*PROVIDED DATA*.
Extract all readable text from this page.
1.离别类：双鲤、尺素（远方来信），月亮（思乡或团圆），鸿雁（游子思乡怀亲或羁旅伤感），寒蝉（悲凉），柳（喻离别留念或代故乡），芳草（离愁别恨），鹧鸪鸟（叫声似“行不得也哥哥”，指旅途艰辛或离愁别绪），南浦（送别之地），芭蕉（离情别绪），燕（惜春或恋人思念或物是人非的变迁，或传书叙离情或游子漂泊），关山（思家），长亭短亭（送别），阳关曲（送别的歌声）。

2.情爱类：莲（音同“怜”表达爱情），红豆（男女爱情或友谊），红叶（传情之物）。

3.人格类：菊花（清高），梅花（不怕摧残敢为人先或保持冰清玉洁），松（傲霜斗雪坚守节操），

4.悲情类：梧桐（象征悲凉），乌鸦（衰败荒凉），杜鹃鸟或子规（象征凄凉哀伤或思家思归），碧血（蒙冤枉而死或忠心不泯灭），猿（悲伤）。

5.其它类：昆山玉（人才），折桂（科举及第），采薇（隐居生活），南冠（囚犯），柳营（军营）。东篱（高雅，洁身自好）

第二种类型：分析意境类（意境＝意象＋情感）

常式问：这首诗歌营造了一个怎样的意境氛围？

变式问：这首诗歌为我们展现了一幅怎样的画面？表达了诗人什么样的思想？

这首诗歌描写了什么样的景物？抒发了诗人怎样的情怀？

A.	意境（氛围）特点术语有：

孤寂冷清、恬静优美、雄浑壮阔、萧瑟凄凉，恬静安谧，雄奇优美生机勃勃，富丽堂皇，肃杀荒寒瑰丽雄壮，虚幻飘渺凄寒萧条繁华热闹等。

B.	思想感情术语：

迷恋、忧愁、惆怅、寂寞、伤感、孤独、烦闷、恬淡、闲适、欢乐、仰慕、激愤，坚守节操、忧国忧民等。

*SET EXERCISE*.
Write the complete data out, exactly as above.

*SOLUTION FOR THIS PROBLEM*.
Extract all readable text from this page.
1.离别类：双鲤、尺素（远方来信），月亮（思乡或团圆），鸿雁（游子思乡怀亲或羁旅伤感），寒蝉（悲凉），柳（喻离别留念或代故乡），芳草（离愁别恨），鹧鸪鸟（叫声似“行不得也哥哥”，指旅途艰辛或离愁别绪），南浦（送别之地），芭蕉（离情别绪），燕（惜春或恋人思念或物是人非的变迁，或传书叙离情或游子漂泊），关山（思家），长亭短亭（送别），阳关曲（送别的歌声）。

2.情爱类：莲（音同“怜”表达爱情），红豆（男女爱情或友谊），红叶（传情之物）。

3.人格类：菊花（清高），梅花（不怕摧残敢为人先或保持冰清玉洁），松（傲霜斗雪坚守节操），

4.悲情类：梧桐（象征悲凉），乌鸦（衰败荒凉），杜鹃鸟或子规（象征凄凉哀伤或思家思归），碧血（蒙冤枉而死或忠心不泯灭），猿（悲伤）。

5.其它类：昆山玉（人才），折桂（科举及第），采薇（隐居生活），南冠（囚犯），柳营（军营）。东篱（高雅，洁身自好）

第二种类型：分析意境类（意境＝意象＋情感）

常式问：这首诗歌营造了一个怎样的意境氛围？

变式问：这首诗歌为我们展现了一幅怎样的画面？表达了诗人什么样的思想？

这首诗歌描写了什么样的景物？抒发了诗人怎样的情怀？

A.	意境（氛围）特点术语有：

孤寂冷清、恬静优美、雄浑壮阔、萧瑟凄凉，恬静安谧，雄奇优美生机勃勃，富丽堂皇，肃杀荒寒瑰丽雄壮，虚幻飘渺凄寒萧条繁华热闹等。

B.	思想感情术语：

迷恋、忧愁、惆怅、寂寞、伤感、孤独、烦闷、恬淡、闲适、欢乐、仰慕、激愤，坚守节操、忧国忧民等。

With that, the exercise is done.